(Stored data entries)
※ ※ ※

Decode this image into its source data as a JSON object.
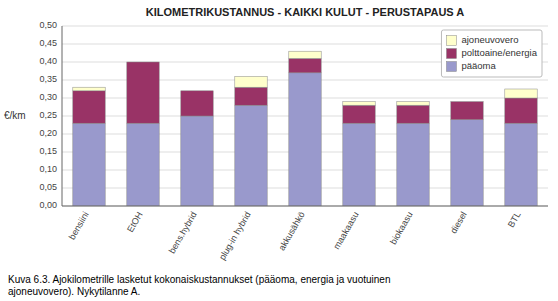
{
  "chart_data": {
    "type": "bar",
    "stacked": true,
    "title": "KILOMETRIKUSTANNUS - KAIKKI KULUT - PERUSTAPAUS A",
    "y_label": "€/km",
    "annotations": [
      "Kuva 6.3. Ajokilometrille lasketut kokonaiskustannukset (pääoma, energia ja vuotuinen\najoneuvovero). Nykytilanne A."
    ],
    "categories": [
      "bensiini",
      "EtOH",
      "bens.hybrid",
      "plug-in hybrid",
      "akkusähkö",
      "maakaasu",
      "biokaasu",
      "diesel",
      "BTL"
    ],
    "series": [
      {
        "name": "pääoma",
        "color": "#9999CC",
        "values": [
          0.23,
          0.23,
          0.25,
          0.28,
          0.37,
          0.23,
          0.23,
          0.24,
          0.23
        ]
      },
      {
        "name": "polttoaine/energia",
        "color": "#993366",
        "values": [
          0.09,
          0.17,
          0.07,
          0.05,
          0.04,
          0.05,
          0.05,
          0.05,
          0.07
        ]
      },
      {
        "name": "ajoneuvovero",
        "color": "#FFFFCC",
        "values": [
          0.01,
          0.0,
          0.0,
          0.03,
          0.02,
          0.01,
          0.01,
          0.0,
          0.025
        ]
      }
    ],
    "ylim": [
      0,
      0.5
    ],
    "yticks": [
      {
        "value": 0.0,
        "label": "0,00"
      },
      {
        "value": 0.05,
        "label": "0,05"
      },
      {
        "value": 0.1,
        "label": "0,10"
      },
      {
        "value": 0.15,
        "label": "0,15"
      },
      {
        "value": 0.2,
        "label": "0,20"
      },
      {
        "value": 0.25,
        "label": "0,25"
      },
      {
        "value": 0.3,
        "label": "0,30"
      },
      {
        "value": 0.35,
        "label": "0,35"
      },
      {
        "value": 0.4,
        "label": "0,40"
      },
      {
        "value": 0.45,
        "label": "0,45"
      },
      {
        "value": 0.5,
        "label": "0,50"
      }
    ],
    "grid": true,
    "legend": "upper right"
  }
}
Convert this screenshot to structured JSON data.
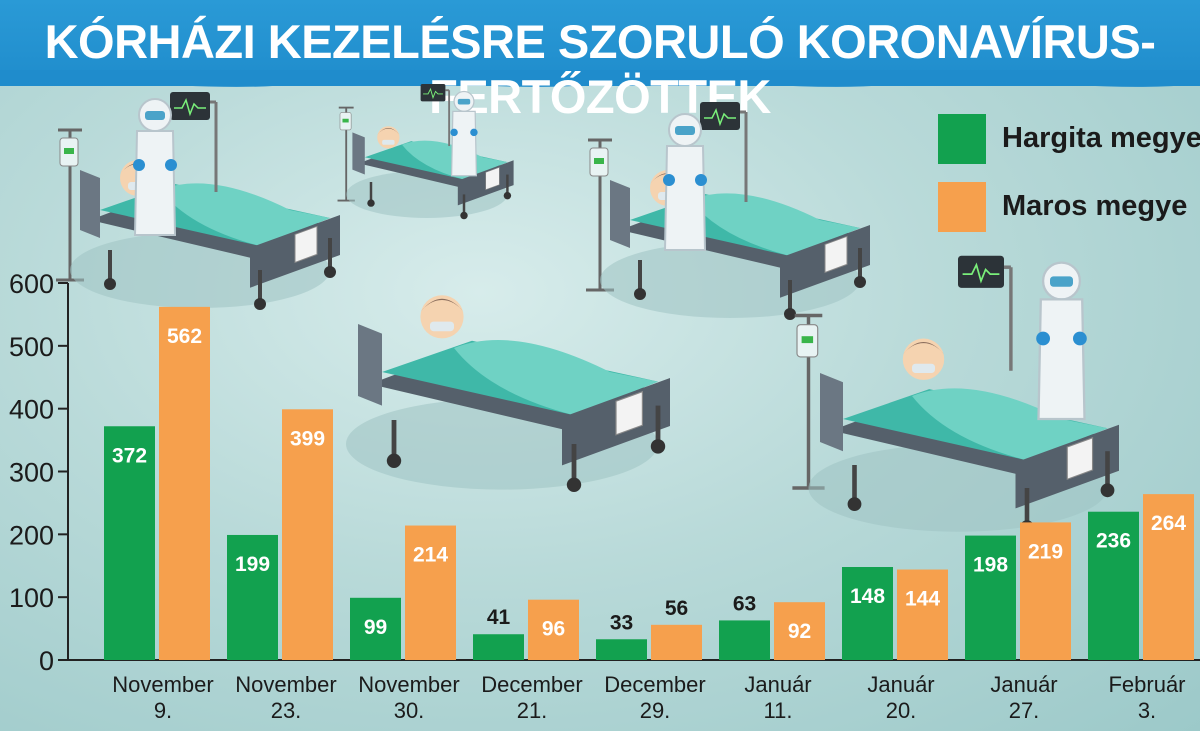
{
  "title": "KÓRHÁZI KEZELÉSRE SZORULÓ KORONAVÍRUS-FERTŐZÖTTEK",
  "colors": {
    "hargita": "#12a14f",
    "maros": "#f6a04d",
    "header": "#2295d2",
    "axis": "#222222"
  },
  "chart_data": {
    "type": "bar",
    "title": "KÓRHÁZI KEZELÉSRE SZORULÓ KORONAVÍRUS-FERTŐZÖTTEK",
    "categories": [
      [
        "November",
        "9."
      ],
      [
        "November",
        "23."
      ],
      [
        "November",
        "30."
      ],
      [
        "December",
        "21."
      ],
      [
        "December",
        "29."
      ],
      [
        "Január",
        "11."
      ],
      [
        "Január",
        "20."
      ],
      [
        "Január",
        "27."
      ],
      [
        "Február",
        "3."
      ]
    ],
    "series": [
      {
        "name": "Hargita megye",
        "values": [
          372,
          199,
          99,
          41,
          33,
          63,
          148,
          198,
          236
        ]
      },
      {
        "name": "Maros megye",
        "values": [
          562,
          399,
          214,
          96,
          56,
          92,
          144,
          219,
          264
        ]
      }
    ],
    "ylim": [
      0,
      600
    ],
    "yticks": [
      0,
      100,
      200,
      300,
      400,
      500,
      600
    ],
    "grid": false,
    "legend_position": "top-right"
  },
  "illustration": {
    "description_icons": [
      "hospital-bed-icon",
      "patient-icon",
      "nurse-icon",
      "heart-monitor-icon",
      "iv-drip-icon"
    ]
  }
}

※ ※ ※

EXERCISE DESCRIPTION:
Every line above should be repeated exactly; pictures stay out of the copy.

TASK SOLUTION:
Decode this image into its source data as a JSON object.
{
  "chart_data": {
    "type": "bar",
    "stacked": true,
    "title": "KILOMETRIKUSTANNUS - KAIKKI KULUT - PERUSTAPAUS A",
    "y_label": "€/km",
    "annotations": [
      "Kuva 6.3. Ajokilometrille lasketut kokonaiskustannukset (pääoma, energia ja vuotuinen\najoneuvovero). Nykytilanne A."
    ],
    "categories": [
      "bensiini",
      "EtOH",
      "bens.hybrid",
      "plug-in hybrid",
      "akkusähkö",
      "maakaasu",
      "biokaasu",
      "diesel",
      "BTL"
    ],
    "series": [
      {
        "name": "pääoma",
        "color": "#9999CC",
        "values": [
          0.23,
          0.23,
          0.25,
          0.28,
          0.37,
          0.23,
          0.23,
          0.24,
          0.23
        ]
      },
      {
        "name": "polttoaine/energia",
        "color": "#993366",
        "values": [
          0.09,
          0.17,
          0.07,
          0.05,
          0.04,
          0.05,
          0.05,
          0.05,
          0.07
        ]
      },
      {
        "name": "ajoneuvovero",
        "color": "#FFFFCC",
        "values": [
          0.01,
          0.0,
          0.0,
          0.03,
          0.02,
          0.01,
          0.01,
          0.0,
          0.025
        ]
      }
    ],
    "ylim": [
      0,
      0.5
    ],
    "yticks": [
      {
        "value": 0.0,
        "label": "0,00"
      },
      {
        "value": 0.05,
        "label": "0,05"
      },
      {
        "value": 0.1,
        "label": "0,10"
      },
      {
        "value": 0.15,
        "label": "0,15"
      },
      {
        "value": 0.2,
        "label": "0,20"
      },
      {
        "value": 0.25,
        "label": "0,25"
      },
      {
        "value": 0.3,
        "label": "0,30"
      },
      {
        "value": 0.35,
        "label": "0,35"
      },
      {
        "value": 0.4,
        "label": "0,40"
      },
      {
        "value": 0.45,
        "label": "0,45"
      },
      {
        "value": 0.5,
        "label": "0,50"
      }
    ],
    "grid": true,
    "legend": "upper right"
  }
}
Convert this screenshot to structured JSON data.
{
  "title": "KÓRHÁZI KEZELÉSRE SZORULÓ KORONAVÍRUS-FERTŐZÖTTEK",
  "colors": {
    "hargita": "#12a14f",
    "maros": "#f6a04d",
    "header": "#2295d2",
    "axis": "#222222"
  },
  "chart_data": {
    "type": "bar",
    "title": "KÓRHÁZI KEZELÉSRE SZORULÓ KORONAVÍRUS-FERTŐZÖTTEK",
    "categories": [
      [
        "November",
        "9."
      ],
      [
        "November",
        "23."
      ],
      [
        "November",
        "30."
      ],
      [
        "December",
        "21."
      ],
      [
        "December",
        "29."
      ],
      [
        "Január",
        "11."
      ],
      [
        "Január",
        "20."
      ],
      [
        "Január",
        "27."
      ],
      [
        "Február",
        "3."
      ]
    ],
    "series": [
      {
        "name": "Hargita megye",
        "values": [
          372,
          199,
          99,
          41,
          33,
          63,
          148,
          198,
          236
        ]
      },
      {
        "name": "Maros megye",
        "values": [
          562,
          399,
          214,
          96,
          56,
          92,
          144,
          219,
          264
        ]
      }
    ],
    "ylim": [
      0,
      600
    ],
    "yticks": [
      0,
      100,
      200,
      300,
      400,
      500,
      600
    ],
    "grid": false,
    "legend_position": "top-right"
  },
  "illustration": {
    "description_icons": [
      "hospital-bed-icon",
      "patient-icon",
      "nurse-icon",
      "heart-monitor-icon",
      "iv-drip-icon"
    ]
  }
}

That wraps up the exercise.